━━━ Dataset entries ━━━
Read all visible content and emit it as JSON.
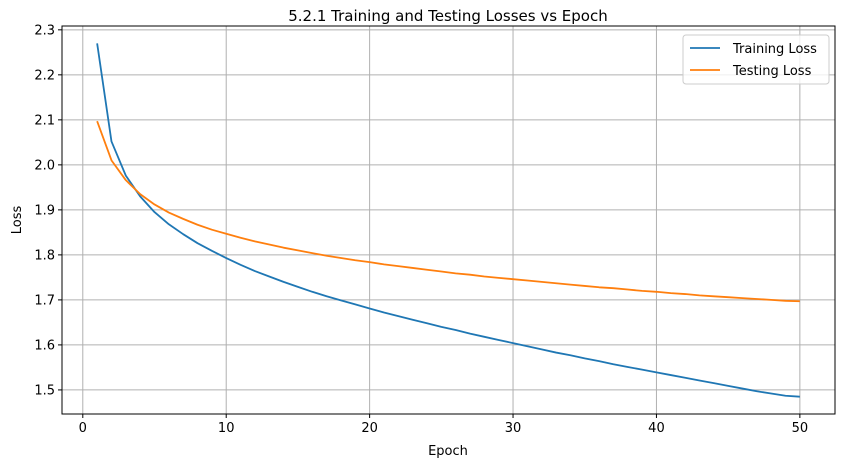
{
  "colors": {
    "training": "#1f77b4",
    "testing": "#ff7f0e",
    "grid": "#b0b0b0",
    "axis": "#000000"
  },
  "chart_data": {
    "type": "line",
    "title": "5.2.1 Training and Testing Losses vs Epoch",
    "xlabel": "Epoch",
    "ylabel": "Loss",
    "xlim": [
      -1.45,
      52.45
    ],
    "ylim": [
      1.4465,
      2.3085
    ],
    "xticks": [
      0,
      10,
      20,
      30,
      40,
      50
    ],
    "yticks": [
      1.5,
      1.6,
      1.7,
      1.8,
      1.9,
      2.0,
      2.1,
      2.2,
      2.3
    ],
    "ytick_labels": [
      "1.5",
      "1.6",
      "1.7",
      "1.8",
      "1.9",
      "2.0",
      "2.1",
      "2.2",
      "2.3"
    ],
    "xtick_labels": [
      "0",
      "10",
      "20",
      "30",
      "40",
      "50"
    ],
    "grid": true,
    "legend_position": "top-right",
    "x": [
      1,
      2,
      3,
      4,
      5,
      6,
      7,
      8,
      9,
      10,
      11,
      12,
      13,
      14,
      15,
      16,
      17,
      18,
      19,
      20,
      21,
      22,
      23,
      24,
      25,
      26,
      27,
      28,
      29,
      30,
      31,
      32,
      33,
      34,
      35,
      36,
      37,
      38,
      39,
      40,
      41,
      42,
      43,
      44,
      45,
      46,
      47,
      48,
      49,
      50
    ],
    "series": [
      {
        "name": "Training Loss",
        "color_key": "training",
        "values": [
          2.27,
          2.052,
          1.976,
          1.93,
          1.895,
          1.868,
          1.846,
          1.826,
          1.809,
          1.793,
          1.778,
          1.764,
          1.752,
          1.74,
          1.729,
          1.718,
          1.708,
          1.699,
          1.69,
          1.681,
          1.672,
          1.664,
          1.656,
          1.648,
          1.64,
          1.633,
          1.625,
          1.618,
          1.611,
          1.604,
          1.597,
          1.59,
          1.583,
          1.577,
          1.57,
          1.564,
          1.557,
          1.551,
          1.545,
          1.539,
          1.533,
          1.527,
          1.521,
          1.515,
          1.509,
          1.503,
          1.497,
          1.492,
          1.487,
          1.485
        ]
      },
      {
        "name": "Testing Loss",
        "color_key": "testing",
        "values": [
          2.097,
          2.01,
          1.966,
          1.935,
          1.912,
          1.894,
          1.88,
          1.867,
          1.856,
          1.847,
          1.838,
          1.83,
          1.823,
          1.816,
          1.81,
          1.804,
          1.798,
          1.793,
          1.788,
          1.784,
          1.779,
          1.775,
          1.771,
          1.767,
          1.763,
          1.759,
          1.756,
          1.752,
          1.749,
          1.746,
          1.743,
          1.74,
          1.737,
          1.734,
          1.731,
          1.728,
          1.726,
          1.723,
          1.72,
          1.718,
          1.715,
          1.713,
          1.71,
          1.708,
          1.706,
          1.704,
          1.702,
          1.7,
          1.698,
          1.697
        ]
      }
    ]
  }
}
━━━
__Your task__.
Repeat every record above exactly, but leave out any pictures.

__Answer__.
Read all visible content and emit it as JSON.
{
  "colors": {
    "training": "#1f77b4",
    "testing": "#ff7f0e",
    "grid": "#b0b0b0",
    "axis": "#000000"
  },
  "chart_data": {
    "type": "line",
    "title": "5.2.1 Training and Testing Losses vs Epoch",
    "xlabel": "Epoch",
    "ylabel": "Loss",
    "xlim": [
      -1.45,
      52.45
    ],
    "ylim": [
      1.4465,
      2.3085
    ],
    "xticks": [
      0,
      10,
      20,
      30,
      40,
      50
    ],
    "yticks": [
      1.5,
      1.6,
      1.7,
      1.8,
      1.9,
      2.0,
      2.1,
      2.2,
      2.3
    ],
    "ytick_labels": [
      "1.5",
      "1.6",
      "1.7",
      "1.8",
      "1.9",
      "2.0",
      "2.1",
      "2.2",
      "2.3"
    ],
    "xtick_labels": [
      "0",
      "10",
      "20",
      "30",
      "40",
      "50"
    ],
    "grid": true,
    "legend_position": "top-right",
    "x": [
      1,
      2,
      3,
      4,
      5,
      6,
      7,
      8,
      9,
      10,
      11,
      12,
      13,
      14,
      15,
      16,
      17,
      18,
      19,
      20,
      21,
      22,
      23,
      24,
      25,
      26,
      27,
      28,
      29,
      30,
      31,
      32,
      33,
      34,
      35,
      36,
      37,
      38,
      39,
      40,
      41,
      42,
      43,
      44,
      45,
      46,
      47,
      48,
      49,
      50
    ],
    "series": [
      {
        "name": "Training Loss",
        "color_key": "training",
        "values": [
          2.27,
          2.052,
          1.976,
          1.93,
          1.895,
          1.868,
          1.846,
          1.826,
          1.809,
          1.793,
          1.778,
          1.764,
          1.752,
          1.74,
          1.729,
          1.718,
          1.708,
          1.699,
          1.69,
          1.681,
          1.672,
          1.664,
          1.656,
          1.648,
          1.64,
          1.633,
          1.625,
          1.618,
          1.611,
          1.604,
          1.597,
          1.59,
          1.583,
          1.577,
          1.57,
          1.564,
          1.557,
          1.551,
          1.545,
          1.539,
          1.533,
          1.527,
          1.521,
          1.515,
          1.509,
          1.503,
          1.497,
          1.492,
          1.487,
          1.485
        ]
      },
      {
        "name": "Testing Loss",
        "color_key": "testing",
        "values": [
          2.097,
          2.01,
          1.966,
          1.935,
          1.912,
          1.894,
          1.88,
          1.867,
          1.856,
          1.847,
          1.838,
          1.83,
          1.823,
          1.816,
          1.81,
          1.804,
          1.798,
          1.793,
          1.788,
          1.784,
          1.779,
          1.775,
          1.771,
          1.767,
          1.763,
          1.759,
          1.756,
          1.752,
          1.749,
          1.746,
          1.743,
          1.74,
          1.737,
          1.734,
          1.731,
          1.728,
          1.726,
          1.723,
          1.72,
          1.718,
          1.715,
          1.713,
          1.71,
          1.708,
          1.706,
          1.704,
          1.702,
          1.7,
          1.698,
          1.697
        ]
      }
    ]
  }
}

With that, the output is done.